(EXERCISE) Where the word "name" occurs in a line, return that line.

(DATASET EXTRACT)
===============

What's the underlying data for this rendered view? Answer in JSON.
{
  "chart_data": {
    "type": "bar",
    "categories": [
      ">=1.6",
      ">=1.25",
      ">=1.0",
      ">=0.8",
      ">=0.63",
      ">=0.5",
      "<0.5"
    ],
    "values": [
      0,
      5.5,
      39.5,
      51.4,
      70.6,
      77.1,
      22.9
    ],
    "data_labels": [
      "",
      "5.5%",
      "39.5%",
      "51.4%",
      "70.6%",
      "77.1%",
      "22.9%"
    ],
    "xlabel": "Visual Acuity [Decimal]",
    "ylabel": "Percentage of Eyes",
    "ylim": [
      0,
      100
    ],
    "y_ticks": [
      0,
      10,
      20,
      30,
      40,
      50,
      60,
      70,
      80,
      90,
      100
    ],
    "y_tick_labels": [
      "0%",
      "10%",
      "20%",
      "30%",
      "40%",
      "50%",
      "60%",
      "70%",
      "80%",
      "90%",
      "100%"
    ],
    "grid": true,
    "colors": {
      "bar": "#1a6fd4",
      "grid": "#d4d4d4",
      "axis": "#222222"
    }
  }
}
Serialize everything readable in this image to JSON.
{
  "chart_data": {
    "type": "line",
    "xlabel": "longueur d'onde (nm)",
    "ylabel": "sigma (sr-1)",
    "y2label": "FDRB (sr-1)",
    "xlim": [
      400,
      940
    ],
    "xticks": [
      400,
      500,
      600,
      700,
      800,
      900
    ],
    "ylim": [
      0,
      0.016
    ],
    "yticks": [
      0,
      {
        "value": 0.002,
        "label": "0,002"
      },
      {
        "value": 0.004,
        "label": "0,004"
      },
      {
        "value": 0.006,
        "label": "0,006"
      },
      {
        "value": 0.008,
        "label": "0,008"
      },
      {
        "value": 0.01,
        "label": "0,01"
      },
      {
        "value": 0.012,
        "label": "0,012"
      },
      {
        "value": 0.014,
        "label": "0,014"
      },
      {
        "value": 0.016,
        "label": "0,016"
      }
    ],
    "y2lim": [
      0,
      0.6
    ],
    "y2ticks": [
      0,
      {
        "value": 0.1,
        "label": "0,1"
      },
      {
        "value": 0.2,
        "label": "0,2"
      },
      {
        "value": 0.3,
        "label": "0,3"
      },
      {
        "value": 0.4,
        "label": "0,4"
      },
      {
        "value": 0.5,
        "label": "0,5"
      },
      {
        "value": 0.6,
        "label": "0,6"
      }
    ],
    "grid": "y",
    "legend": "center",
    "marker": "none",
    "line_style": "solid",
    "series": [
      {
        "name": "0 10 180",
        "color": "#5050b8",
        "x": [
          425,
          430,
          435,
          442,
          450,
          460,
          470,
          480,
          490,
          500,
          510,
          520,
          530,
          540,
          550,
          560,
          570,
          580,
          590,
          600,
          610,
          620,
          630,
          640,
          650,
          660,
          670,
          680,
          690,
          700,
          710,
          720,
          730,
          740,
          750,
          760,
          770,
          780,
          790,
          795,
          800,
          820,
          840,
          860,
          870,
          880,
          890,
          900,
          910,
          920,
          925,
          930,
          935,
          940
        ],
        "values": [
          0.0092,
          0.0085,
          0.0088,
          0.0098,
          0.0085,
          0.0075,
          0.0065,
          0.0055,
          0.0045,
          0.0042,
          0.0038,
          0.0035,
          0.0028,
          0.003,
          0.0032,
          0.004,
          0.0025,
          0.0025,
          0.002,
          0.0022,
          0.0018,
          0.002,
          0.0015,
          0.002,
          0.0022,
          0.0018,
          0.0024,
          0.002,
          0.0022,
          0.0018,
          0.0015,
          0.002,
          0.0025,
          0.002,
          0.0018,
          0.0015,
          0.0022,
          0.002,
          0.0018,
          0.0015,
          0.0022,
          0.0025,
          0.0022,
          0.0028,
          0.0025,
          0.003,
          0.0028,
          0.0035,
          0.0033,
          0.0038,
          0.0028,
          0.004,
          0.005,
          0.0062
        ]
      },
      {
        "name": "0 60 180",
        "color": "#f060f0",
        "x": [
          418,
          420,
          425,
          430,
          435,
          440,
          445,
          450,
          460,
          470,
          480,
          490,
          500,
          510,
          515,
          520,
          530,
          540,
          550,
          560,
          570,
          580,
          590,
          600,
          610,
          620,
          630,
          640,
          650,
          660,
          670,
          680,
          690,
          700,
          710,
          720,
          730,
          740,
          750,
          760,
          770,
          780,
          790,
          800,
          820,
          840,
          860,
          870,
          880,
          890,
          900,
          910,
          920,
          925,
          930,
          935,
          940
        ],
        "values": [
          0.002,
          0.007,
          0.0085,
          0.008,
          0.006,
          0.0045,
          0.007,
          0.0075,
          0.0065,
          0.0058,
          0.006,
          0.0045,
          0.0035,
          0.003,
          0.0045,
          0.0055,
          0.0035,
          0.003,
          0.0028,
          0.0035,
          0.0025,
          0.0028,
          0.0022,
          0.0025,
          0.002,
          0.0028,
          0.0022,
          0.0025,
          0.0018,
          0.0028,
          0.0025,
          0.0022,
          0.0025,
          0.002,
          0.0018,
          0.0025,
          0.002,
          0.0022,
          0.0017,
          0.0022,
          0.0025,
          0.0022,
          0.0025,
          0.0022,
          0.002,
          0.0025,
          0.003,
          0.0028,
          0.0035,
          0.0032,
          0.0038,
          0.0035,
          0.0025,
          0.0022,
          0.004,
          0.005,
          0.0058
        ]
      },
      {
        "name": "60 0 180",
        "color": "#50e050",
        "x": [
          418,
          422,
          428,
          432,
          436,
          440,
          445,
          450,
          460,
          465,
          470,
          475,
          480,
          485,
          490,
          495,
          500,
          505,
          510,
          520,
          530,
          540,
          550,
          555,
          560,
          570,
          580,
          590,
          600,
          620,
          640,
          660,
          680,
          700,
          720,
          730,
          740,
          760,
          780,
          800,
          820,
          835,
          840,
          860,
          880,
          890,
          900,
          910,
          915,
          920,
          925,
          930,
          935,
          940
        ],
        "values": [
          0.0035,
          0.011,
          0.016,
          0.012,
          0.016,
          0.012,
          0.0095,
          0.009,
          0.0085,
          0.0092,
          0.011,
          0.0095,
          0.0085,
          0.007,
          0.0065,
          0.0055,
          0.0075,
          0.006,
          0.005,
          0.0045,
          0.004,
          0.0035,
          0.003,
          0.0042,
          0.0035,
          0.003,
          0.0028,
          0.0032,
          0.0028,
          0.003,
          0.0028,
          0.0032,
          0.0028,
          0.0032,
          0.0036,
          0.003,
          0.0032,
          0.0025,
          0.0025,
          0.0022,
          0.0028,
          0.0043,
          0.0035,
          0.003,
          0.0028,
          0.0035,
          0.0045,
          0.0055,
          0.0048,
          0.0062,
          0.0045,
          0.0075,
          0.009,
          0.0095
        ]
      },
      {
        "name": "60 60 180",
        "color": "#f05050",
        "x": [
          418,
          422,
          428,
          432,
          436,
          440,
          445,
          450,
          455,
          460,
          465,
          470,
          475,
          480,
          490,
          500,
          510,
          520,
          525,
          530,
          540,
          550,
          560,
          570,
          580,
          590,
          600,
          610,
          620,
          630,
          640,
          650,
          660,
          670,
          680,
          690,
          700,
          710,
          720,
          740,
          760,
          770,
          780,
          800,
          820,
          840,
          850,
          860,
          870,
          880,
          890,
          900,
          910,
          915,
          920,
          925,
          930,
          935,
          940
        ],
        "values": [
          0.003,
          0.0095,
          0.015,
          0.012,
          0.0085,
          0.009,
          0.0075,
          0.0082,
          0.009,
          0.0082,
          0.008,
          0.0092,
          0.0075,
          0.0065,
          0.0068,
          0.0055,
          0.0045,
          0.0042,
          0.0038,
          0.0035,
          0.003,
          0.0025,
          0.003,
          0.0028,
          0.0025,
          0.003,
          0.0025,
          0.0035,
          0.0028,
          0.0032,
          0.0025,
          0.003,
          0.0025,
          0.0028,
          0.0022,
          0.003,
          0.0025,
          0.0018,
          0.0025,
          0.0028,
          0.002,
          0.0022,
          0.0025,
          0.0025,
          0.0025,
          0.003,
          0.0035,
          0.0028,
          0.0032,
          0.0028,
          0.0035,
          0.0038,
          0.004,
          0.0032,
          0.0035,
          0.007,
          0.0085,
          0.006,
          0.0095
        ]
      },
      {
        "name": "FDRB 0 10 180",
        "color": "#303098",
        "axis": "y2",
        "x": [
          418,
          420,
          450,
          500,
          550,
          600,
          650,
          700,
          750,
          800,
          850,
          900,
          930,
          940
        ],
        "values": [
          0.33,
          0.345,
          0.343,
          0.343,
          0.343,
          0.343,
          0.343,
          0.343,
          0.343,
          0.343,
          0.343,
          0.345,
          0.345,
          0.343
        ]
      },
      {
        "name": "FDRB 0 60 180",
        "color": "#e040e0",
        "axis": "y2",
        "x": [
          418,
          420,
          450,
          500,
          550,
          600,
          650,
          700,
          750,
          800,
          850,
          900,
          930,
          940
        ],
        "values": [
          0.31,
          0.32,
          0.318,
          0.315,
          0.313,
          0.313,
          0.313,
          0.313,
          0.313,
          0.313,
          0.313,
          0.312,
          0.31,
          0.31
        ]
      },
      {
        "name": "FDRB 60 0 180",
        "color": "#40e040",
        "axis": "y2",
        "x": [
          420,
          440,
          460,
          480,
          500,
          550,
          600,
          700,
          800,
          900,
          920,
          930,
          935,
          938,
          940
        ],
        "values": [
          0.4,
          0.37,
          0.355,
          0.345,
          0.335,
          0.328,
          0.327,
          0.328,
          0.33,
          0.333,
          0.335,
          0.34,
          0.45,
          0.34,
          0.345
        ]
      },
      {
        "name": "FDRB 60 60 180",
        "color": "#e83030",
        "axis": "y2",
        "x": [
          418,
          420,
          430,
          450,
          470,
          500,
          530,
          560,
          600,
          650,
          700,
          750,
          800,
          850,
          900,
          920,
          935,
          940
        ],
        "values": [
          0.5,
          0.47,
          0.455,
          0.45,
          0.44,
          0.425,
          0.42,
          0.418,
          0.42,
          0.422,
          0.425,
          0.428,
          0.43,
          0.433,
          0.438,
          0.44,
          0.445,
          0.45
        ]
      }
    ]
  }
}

===============

(FULL RESPONSE)
        "name": "0 10 180",
        "name": "0 60 180",
        "name": "60 0 180",
        "name": "60 60 180",
        "name": "FDRB 0 10 180",
        "name": "FDRB 0 60 180",
        "name": "FDRB 60 0 180",
        "name": "FDRB 60 60 180",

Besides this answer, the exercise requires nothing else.